» **Instructions for the task**
Identify each line containing the word "TBoden" and copy it.
------------------------------------------------
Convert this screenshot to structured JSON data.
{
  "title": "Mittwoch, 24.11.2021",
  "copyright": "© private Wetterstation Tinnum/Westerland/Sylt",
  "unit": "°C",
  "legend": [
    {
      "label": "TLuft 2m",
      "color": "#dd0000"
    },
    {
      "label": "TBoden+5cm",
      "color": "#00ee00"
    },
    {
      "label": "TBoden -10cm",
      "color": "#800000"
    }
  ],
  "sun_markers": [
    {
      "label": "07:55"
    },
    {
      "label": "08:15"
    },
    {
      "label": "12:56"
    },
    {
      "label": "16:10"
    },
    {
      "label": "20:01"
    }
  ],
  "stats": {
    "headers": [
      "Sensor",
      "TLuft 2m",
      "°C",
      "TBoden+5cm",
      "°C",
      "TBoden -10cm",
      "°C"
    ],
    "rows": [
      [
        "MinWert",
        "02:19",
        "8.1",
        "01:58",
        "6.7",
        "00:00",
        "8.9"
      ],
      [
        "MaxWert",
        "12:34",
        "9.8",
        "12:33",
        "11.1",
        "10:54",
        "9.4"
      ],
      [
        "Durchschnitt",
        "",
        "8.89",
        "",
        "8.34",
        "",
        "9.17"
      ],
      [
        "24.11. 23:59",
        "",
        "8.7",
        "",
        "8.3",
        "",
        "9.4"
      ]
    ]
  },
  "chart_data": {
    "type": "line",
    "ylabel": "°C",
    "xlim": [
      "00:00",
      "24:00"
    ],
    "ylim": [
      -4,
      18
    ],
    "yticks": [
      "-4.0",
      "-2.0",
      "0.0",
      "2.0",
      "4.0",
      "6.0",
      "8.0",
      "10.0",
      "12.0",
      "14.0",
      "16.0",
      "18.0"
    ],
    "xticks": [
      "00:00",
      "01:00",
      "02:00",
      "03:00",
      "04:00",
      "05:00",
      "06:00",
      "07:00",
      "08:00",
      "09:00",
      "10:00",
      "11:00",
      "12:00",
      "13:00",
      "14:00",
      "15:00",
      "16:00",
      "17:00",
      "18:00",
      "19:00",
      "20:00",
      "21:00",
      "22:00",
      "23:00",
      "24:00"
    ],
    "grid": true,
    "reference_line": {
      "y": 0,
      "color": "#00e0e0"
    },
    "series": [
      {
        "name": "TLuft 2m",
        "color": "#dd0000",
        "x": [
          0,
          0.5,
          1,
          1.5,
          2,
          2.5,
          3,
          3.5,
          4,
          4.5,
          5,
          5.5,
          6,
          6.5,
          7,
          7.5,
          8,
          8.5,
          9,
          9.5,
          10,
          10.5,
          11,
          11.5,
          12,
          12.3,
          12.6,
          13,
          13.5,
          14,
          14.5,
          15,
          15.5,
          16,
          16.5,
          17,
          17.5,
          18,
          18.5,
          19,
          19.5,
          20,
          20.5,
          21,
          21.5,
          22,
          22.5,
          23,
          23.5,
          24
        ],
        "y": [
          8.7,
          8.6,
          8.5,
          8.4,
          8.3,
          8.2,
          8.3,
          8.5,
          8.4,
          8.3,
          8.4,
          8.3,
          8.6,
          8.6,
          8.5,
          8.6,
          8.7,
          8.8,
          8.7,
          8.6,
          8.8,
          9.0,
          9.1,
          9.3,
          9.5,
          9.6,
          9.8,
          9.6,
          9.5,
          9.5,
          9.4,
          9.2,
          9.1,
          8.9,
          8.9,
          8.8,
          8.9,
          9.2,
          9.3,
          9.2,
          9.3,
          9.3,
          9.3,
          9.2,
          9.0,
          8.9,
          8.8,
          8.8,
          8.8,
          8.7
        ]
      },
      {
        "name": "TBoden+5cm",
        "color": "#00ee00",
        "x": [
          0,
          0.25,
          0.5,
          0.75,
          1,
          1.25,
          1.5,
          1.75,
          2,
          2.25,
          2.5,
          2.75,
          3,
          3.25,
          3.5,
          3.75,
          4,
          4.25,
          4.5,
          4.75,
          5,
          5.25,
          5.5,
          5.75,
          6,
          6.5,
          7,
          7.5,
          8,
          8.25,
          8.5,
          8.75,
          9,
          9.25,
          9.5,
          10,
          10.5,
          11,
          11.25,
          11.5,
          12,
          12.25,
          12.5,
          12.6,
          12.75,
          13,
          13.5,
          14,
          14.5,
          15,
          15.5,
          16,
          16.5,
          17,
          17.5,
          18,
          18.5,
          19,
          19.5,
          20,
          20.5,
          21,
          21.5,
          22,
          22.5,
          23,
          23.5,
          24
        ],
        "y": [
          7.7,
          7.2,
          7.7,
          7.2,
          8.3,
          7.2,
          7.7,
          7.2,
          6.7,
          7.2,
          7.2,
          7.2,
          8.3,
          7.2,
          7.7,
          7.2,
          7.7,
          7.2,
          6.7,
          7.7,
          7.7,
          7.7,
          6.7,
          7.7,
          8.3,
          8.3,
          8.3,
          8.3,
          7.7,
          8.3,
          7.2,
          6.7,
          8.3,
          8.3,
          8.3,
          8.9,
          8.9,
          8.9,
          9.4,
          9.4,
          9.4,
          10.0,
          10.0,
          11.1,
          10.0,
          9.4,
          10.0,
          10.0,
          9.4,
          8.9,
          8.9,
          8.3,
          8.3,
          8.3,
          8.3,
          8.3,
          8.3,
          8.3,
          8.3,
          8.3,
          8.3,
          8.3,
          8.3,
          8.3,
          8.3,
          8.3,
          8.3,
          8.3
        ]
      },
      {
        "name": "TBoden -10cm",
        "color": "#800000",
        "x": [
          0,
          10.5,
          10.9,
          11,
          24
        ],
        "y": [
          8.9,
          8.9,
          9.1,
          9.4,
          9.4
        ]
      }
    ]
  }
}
------------------------------------------------
» **The result**
      "label": "TBoden+5cm",
      "label": "TBoden -10cm",
      "TBoden+5cm",
      "TBoden -10cm",
        "name": "TBoden+5cm",
        "name": "TBoden -10cm",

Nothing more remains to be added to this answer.